#### What you are asked to do:
Go through the records underneath and count the lines that include the string "MARTHA". Give nothing but the number.

#### Records for processing:
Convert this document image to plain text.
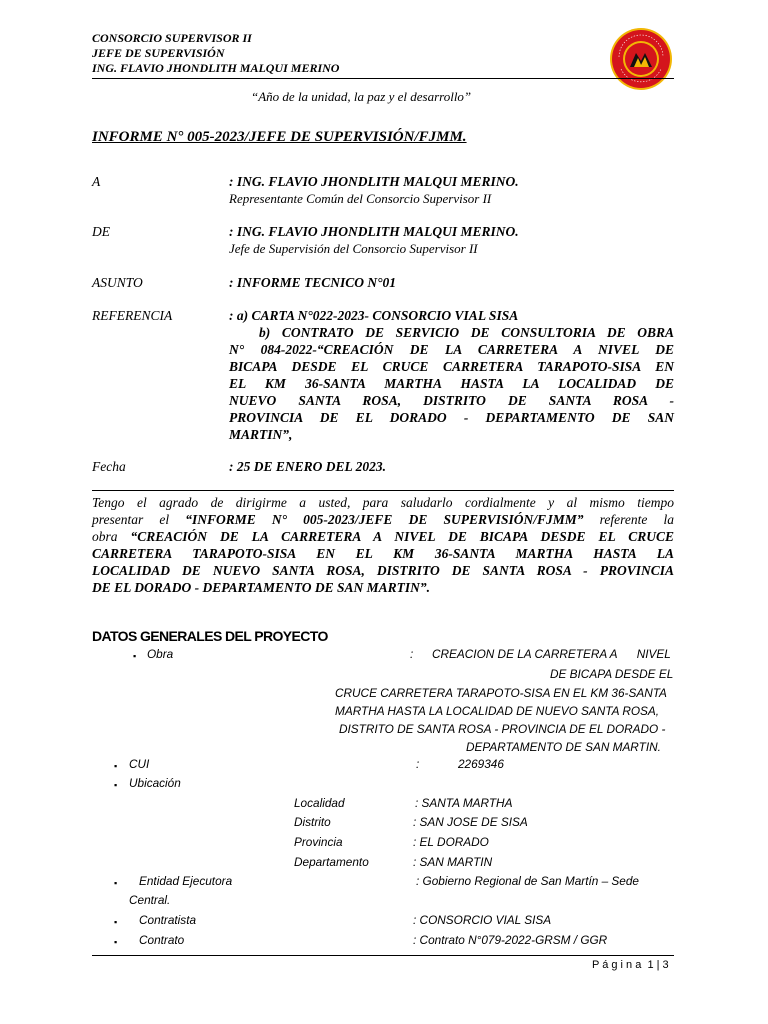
CONSORCIO SUPERVISOR II
JEFE DE SUPERVISIÓN
ING. FLAVIO JHONDLITH MALQUI MERINO
“Año de la unidad, la paz y el desarrollo”
INFORME N° 005-2023/JEFE DE SUPERVISIÓN/FJMM.
A	: ING. FLAVIO JHONDLITH MALQUI MERINO.
Representante Común del Consorcio Supervisor II
DE	: ING. FLAVIO JHONDLITH MALQUI MERINO.
Jefe de Supervisión del Consorcio Supervisor II
ASUNTO	: INFORME TECNICO N°01
REFERENCIA	: a) CARTA N°022-2023- CONSORCIO VIAL SISA
b) CONTRATO DE SERVICIO DE CONSULTORIA DE OBRA
N° 084-2022-“CREACIÓN DE LA CARRETERA A NIVEL DE
BICAPA DESDE EL CRUCE CARRETERA TARAPOTO-SISA EN
EL KM 36-SANTA MARTHA HASTA LA LOCALIDAD DE
NUEVO SANTA ROSA, DISTRITO DE SANTA ROSA -
PROVINCIA DE EL DORADO - DEPARTAMENTO DE SAN
MARTIN”,
Fecha	: 25 DE ENERO DEL 2023.
Tengo el agrado de dirigirme a usted, para saludarlo cordialmente y al mismo tiempo
presentar el “INFORME N° 005-2023/JEFE DE SUPERVISIÓN/FJMM” referente la
obra “CREACIÓN DE LA CARRETERA A NIVEL DE BICAPA DESDE EL CRUCE
CARRETERA TARAPOTO-SISA EN EL KM 36-SANTA MARTHA HASTA LA
LOCALIDAD DE NUEVO SANTA ROSA, DISTRITO DE SANTA ROSA - PROVINCIA
DE EL DORADO - DEPARTAMENTO DE SAN MARTIN”.
DATOS GENERALES DEL PROYECTO
▪ Obra	: CREACION DE LA CARRETERA A      NIVEL
DE BICAPA DESDE EL
CRUCE CARRETERA TARAPOTO-SISA EN EL KM 36-SANTA
MARTHA HASTA LA LOCALIDAD DE NUEVO SANTA ROSA,
DISTRITO DE SANTA ROSA - PROVINCIA DE EL DORADO -
DEPARTAMENTO DE SAN MARTIN.
▪ CUI	:	2269346
▪ Ubicación
Localidad	: SANTA MARTHA
Distrito	: SAN JOSE DE SISA
Provincia	: EL DORADO
Departamento	: SAN MARTIN
▪ Entidad Ejecutora	: Gobierno Regional de San Martín – Sede
Central.
▪ Contratista	: CONSORCIO VIAL SISA
▪ Contrato	: Contrato N°079-2022-GRSM / GGR
P á g i n a  1 | 3
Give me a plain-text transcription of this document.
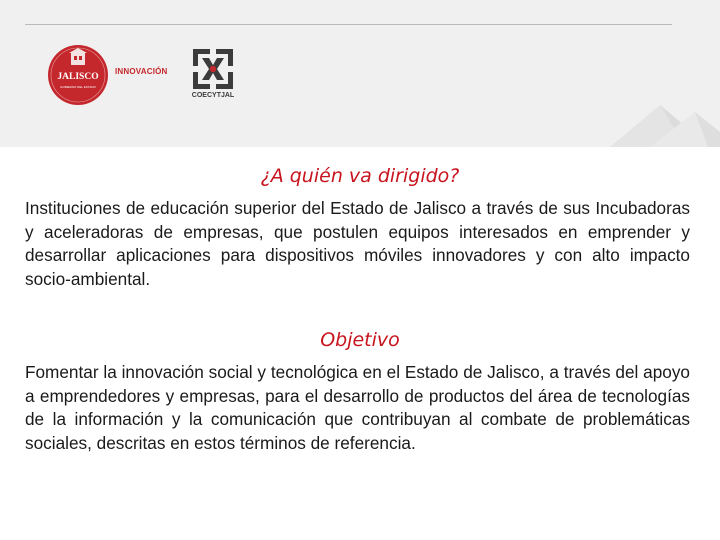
JALISCO
GOBIERNO DEL ESTADO
INNOVACIÓN
COECYTJAL
¿A quién va dirigido?
Instituciones de educación superior del Estado de Jalisco a través de sus Incubadoras y aceleradoras de empresas, que postulen equipos interesados en emprender y desarrollar aplicaciones para dispositivos móviles innovadores y con alto impacto socio-ambiental.
Objetivo
Fomentar la innovación social y tecnológica en el Estado de Jalisco, a través del apoyo a emprendedores y empresas, para el desarrollo de productos del área de tecnologías de la información y la comunicación que contribuyan al combate de problemáticas sociales, descritas en estos términos de referencia.
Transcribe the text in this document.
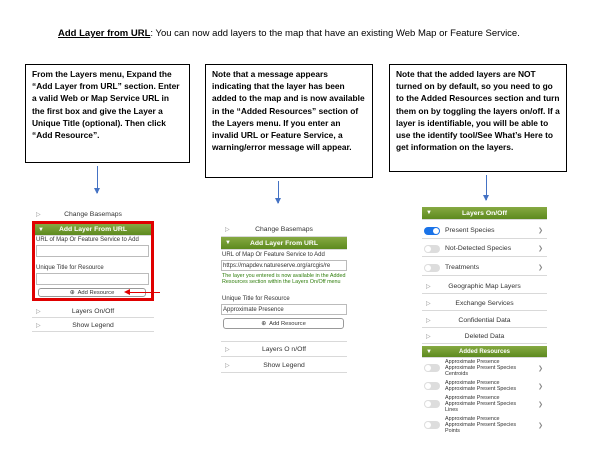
Add Layer from URL: You can now add layers to the map that have an existing Web Map or Feature Service.
From the Layers menu, Expand the “Add Layer from URL” section. Enter a valid Web or Map Service URL in the first box and give the Layer a Unique Title (optional). Then click “Add Resource”.
Note that a message appears indicating that the layer has been added to the map and is now available in the “Added Resources” section of the Layers menu. If you enter an invalid URL or Feature Service, a warning/error message will appear.
Note that the added layers are NOT turned on by default, so you need to go to the Added Resources section and turn them on by toggling the layers on/off. If a layer is identifiable, you will be able to use the identify tool/See What’s Here to get information on the layers.
▷	Change Basemaps
▼ Add Layer From URL
URL of Map Or Feature Service to Add
Unique Title for Resource
⊕ Add Resource
▷	Layers On/Off
▷	Show Legend
▷	Change Basemaps
▼	Add Layer From URL
URL of Map Or Feature Service to Add
https://mapdev.natureserve.org/arcgis/re
The layer you entered is now available in the Added Resources section within the Layers On/Off menu
Unique Title for Resource
Approximate Presence
⊕ Add Resource
▷	Layers O n/Off
▷	Show Legend
▼	Layers On/Off
Present Species	❯
Not-Detected Species	❯
Treatments	❯
▷	Geographic Map Layers
▷	Exchange Services
▷	Confidential Data
▷	Deleted Data
▼	Added Resources
Approximate Presence
Approximate Present Species
Centroids
❯
Approximate Presence
Approximate Present Species	❯
Approximate Presence
Approximate Present Species
Lines
❯
Approximate Presence
Approximate Present Species
Points
❯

#### Task response:
4